■ **WHAT IS REQUIRED**
Pick out each line containing the string "pain" and copy it.

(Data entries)
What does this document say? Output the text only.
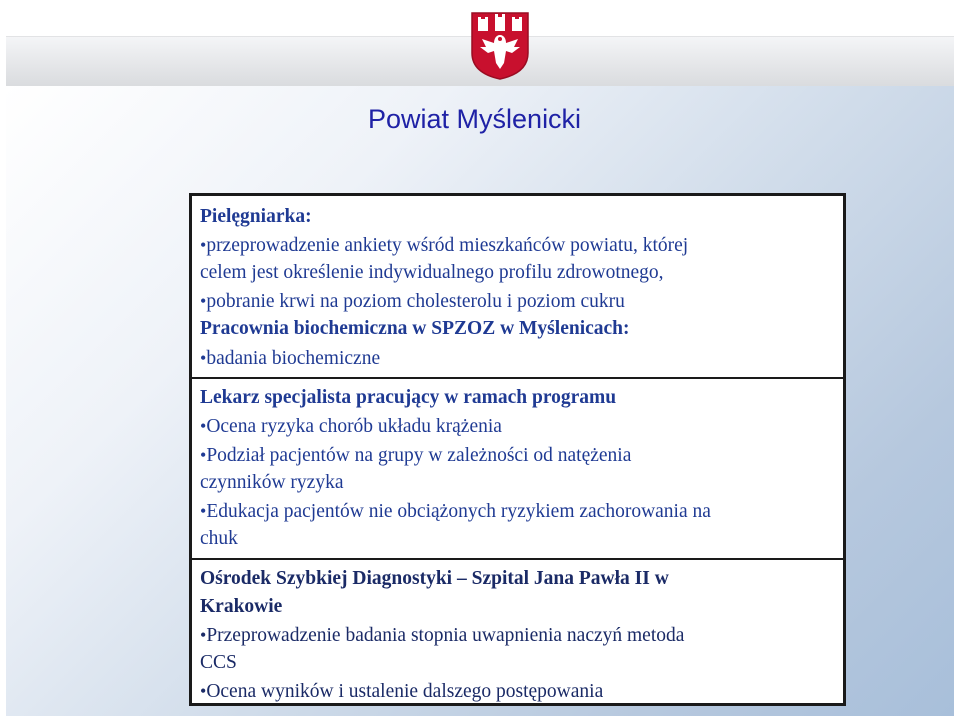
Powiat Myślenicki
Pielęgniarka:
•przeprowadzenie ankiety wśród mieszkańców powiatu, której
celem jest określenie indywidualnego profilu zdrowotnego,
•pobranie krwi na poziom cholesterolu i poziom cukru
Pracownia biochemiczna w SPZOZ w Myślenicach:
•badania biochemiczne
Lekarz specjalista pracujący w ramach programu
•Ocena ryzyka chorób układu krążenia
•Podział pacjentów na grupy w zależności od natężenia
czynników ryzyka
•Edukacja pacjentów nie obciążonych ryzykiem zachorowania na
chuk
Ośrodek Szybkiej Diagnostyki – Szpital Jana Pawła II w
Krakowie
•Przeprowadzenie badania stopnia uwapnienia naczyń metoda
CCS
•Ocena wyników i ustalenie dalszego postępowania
--
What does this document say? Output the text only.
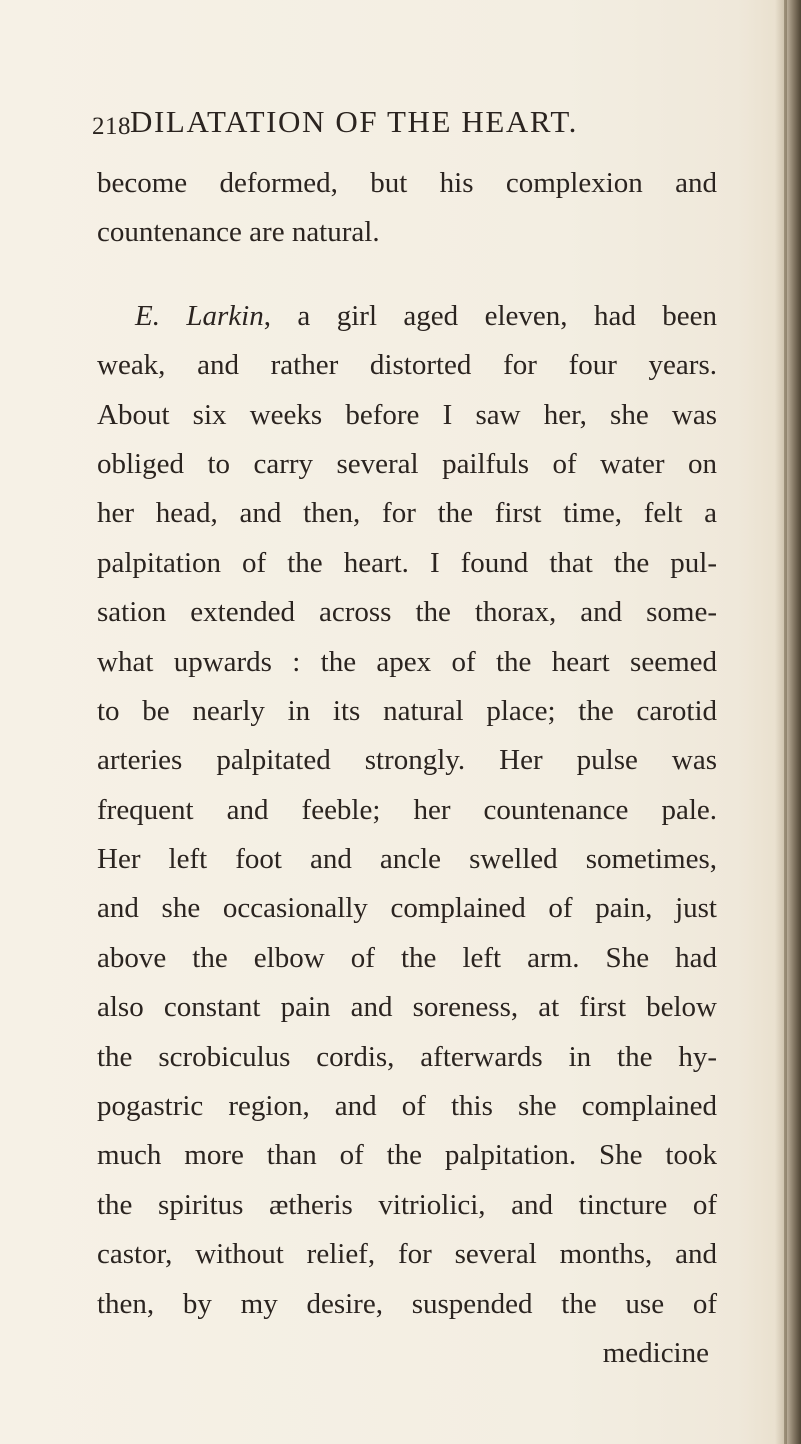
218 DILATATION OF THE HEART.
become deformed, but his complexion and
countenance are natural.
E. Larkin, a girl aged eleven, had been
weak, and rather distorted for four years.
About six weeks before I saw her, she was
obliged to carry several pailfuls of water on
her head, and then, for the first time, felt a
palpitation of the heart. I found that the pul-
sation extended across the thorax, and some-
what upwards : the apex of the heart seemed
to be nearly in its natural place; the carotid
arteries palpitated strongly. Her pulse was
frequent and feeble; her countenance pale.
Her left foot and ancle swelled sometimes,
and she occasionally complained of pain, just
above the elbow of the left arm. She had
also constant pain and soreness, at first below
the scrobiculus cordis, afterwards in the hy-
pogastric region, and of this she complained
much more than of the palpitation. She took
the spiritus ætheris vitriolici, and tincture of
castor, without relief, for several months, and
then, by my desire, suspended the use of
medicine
---
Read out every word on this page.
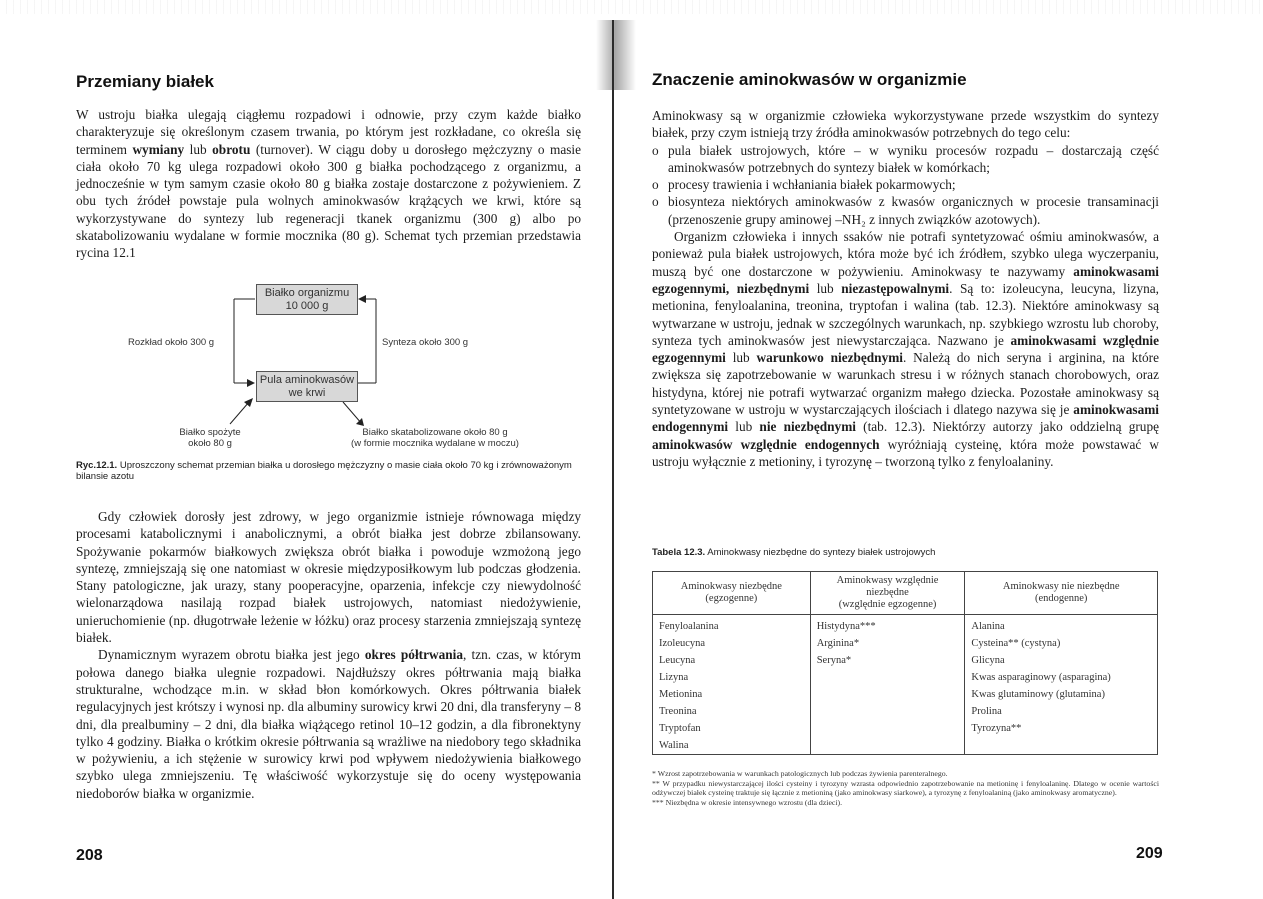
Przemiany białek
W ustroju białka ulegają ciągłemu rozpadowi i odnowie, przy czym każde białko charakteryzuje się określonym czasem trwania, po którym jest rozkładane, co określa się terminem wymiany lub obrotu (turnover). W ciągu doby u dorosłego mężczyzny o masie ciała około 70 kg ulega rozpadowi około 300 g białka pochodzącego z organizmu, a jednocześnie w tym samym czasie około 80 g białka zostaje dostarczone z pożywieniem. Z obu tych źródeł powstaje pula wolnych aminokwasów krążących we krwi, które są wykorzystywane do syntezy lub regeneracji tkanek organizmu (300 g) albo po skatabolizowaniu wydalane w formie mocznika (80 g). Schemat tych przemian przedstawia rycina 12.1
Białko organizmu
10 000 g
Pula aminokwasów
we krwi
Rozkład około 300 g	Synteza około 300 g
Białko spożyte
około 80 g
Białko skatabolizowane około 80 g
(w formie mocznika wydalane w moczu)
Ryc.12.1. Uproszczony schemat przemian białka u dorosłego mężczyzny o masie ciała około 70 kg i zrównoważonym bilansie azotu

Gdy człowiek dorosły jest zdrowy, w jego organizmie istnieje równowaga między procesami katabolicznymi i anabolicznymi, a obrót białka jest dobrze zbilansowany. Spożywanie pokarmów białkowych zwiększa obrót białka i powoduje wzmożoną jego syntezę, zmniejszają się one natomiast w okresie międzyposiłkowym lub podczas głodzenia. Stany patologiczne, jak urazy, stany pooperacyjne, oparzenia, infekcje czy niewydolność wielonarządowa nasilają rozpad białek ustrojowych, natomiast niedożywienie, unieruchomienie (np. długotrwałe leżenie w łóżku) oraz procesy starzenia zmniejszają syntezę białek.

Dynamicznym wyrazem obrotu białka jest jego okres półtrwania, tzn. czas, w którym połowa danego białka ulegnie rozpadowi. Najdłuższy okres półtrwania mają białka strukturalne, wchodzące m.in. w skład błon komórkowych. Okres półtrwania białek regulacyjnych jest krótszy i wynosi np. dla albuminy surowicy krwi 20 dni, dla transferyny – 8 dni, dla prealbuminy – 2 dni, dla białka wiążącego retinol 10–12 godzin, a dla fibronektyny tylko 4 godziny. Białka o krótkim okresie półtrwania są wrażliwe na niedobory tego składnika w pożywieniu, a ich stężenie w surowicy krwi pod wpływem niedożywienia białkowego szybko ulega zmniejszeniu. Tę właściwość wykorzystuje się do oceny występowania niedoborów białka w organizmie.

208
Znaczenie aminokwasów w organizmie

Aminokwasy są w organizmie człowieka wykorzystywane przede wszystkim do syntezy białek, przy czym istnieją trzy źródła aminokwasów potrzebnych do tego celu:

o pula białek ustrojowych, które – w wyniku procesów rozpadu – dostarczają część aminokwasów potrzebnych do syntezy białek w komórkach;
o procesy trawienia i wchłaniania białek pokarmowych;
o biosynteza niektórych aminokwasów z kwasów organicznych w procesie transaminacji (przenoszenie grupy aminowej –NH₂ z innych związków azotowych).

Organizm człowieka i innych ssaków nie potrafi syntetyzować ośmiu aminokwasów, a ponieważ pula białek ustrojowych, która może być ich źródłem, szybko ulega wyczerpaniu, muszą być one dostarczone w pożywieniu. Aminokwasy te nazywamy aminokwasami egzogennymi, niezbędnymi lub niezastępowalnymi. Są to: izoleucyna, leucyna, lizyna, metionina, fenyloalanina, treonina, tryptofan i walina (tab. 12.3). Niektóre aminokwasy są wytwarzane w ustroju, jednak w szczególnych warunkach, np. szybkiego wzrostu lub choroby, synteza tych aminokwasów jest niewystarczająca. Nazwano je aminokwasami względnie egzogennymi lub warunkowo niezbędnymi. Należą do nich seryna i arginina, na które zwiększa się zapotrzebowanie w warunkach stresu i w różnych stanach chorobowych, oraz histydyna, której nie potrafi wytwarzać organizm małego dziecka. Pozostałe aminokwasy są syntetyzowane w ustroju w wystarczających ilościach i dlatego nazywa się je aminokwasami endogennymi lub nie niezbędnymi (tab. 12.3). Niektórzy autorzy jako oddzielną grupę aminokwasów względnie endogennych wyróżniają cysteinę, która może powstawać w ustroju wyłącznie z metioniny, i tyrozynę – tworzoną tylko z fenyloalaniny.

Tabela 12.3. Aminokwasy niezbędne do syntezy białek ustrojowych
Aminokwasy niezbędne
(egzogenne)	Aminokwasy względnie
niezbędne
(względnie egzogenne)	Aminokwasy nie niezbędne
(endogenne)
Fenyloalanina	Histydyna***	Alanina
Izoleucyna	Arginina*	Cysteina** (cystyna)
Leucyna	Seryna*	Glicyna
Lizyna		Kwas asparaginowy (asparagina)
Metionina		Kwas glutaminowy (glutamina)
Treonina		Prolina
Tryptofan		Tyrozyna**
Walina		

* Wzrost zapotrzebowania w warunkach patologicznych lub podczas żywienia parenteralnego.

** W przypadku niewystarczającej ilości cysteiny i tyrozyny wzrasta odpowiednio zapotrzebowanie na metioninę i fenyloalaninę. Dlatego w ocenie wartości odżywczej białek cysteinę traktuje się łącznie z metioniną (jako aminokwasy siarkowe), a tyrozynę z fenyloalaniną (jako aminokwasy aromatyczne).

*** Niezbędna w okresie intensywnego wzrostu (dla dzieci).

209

■ **RESPONSE**
and she occasionally complained of pain, just
also constant pain and soreness, at first below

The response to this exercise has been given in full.